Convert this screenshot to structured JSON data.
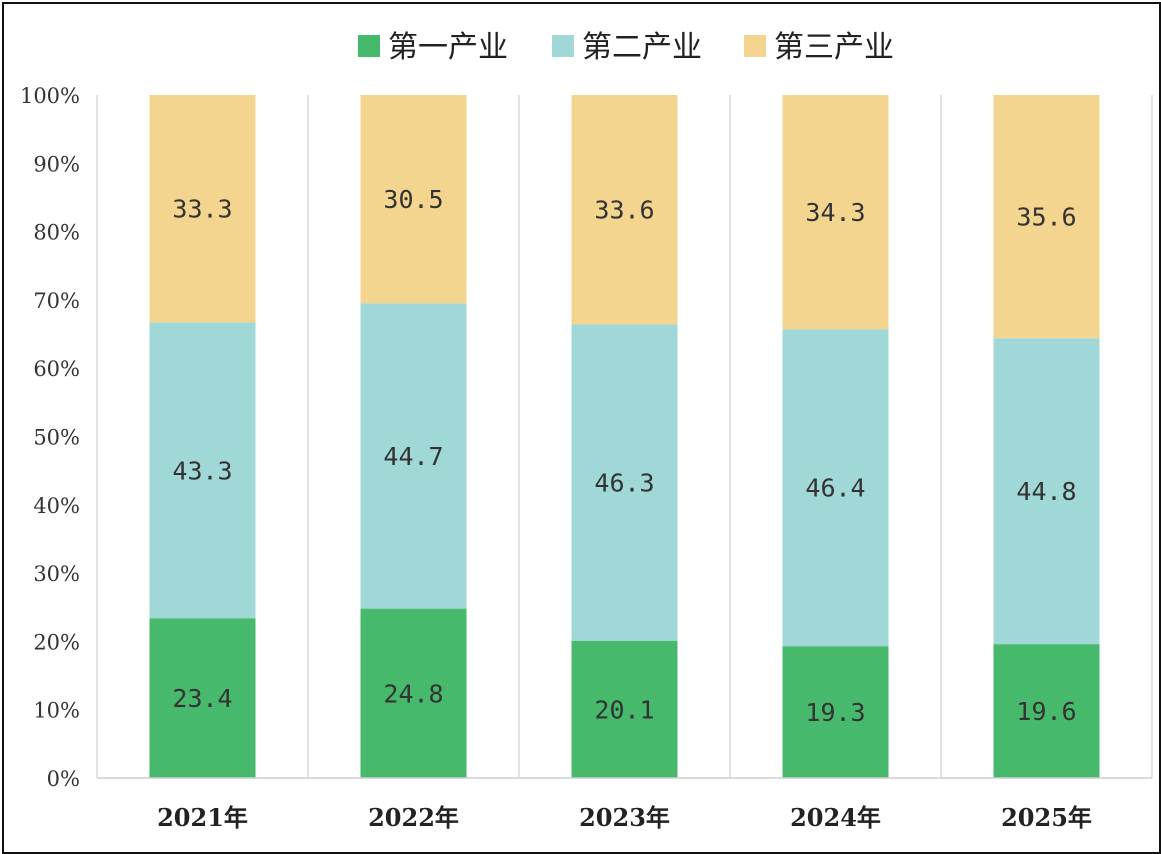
{
  "chart_data": {
    "type": "bar",
    "stacked": true,
    "percent_stacked": true,
    "categories": [
      "2021年",
      "2022年",
      "2023年",
      "2024年",
      "2025年"
    ],
    "series": [
      {
        "name": "第一产业",
        "color": "#47b96c",
        "values": [
          23.4,
          24.8,
          20.1,
          19.3,
          19.6
        ],
        "labels": [
          "23.4",
          "24.8",
          "20.1",
          "19.3",
          "19.6"
        ]
      },
      {
        "name": "第二产业",
        "color": "#9fd8d6",
        "values": [
          43.3,
          44.7,
          46.3,
          46.4,
          44.8
        ],
        "labels": [
          "43.3",
          "44.7",
          "46.3",
          "46.4",
          "44.8"
        ]
      },
      {
        "name": "第三产业",
        "color": "#f4d58f",
        "values": [
          33.3,
          30.5,
          33.6,
          34.3,
          35.6
        ],
        "labels": [
          "33.3",
          "30.5",
          "33.6",
          "34.3",
          "35.6"
        ]
      }
    ],
    "yticks": [
      "0%",
      "10%",
      "20%",
      "30%",
      "40%",
      "50%",
      "60%",
      "70%",
      "80%",
      "90%",
      "100%"
    ],
    "ylim": [
      0,
      100
    ],
    "legend_position": "top-center",
    "grid": "vertical separators between categories"
  }
}
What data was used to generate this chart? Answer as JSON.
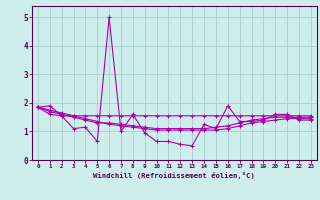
______
▶ [WHAT IS EXPECTED] Retype the records exactly. Any image in them should not appear in what you write.

▶ [EXERCISE RESULT]
Convert this screenshot to structured JSON data.
{
  "chart_data": {
    "type": "bar",
    "stacked": true,
    "percent_stacked": true,
    "categories": [
      "2021年",
      "2022年",
      "2023年",
      "2024年",
      "2025年"
    ],
    "series": [
      {
        "name": "第一产业",
        "color": "#47b96c",
        "values": [
          23.4,
          24.8,
          20.1,
          19.3,
          19.6
        ],
        "labels": [
          "23.4",
          "24.8",
          "20.1",
          "19.3",
          "19.6"
        ]
      },
      {
        "name": "第二产业",
        "color": "#9fd8d6",
        "values": [
          43.3,
          44.7,
          46.3,
          46.4,
          44.8
        ],
        "labels": [
          "43.3",
          "44.7",
          "46.3",
          "46.4",
          "44.8"
        ]
      },
      {
        "name": "第三产业",
        "color": "#f4d58f",
        "values": [
          33.3,
          30.5,
          33.6,
          34.3,
          35.6
        ],
        "labels": [
          "33.3",
          "30.5",
          "33.6",
          "34.3",
          "35.6"
        ]
      }
    ],
    "yticks": [
      "0%",
      "10%",
      "20%",
      "30%",
      "40%",
      "50%",
      "60%",
      "70%",
      "80%",
      "90%",
      "100%"
    ],
    "ylim": [
      0,
      100
    ],
    "legend_position": "top-center",
    "grid": "vertical separators between categories"
  }
}
What data was used to generate this chart? Answer as JSON.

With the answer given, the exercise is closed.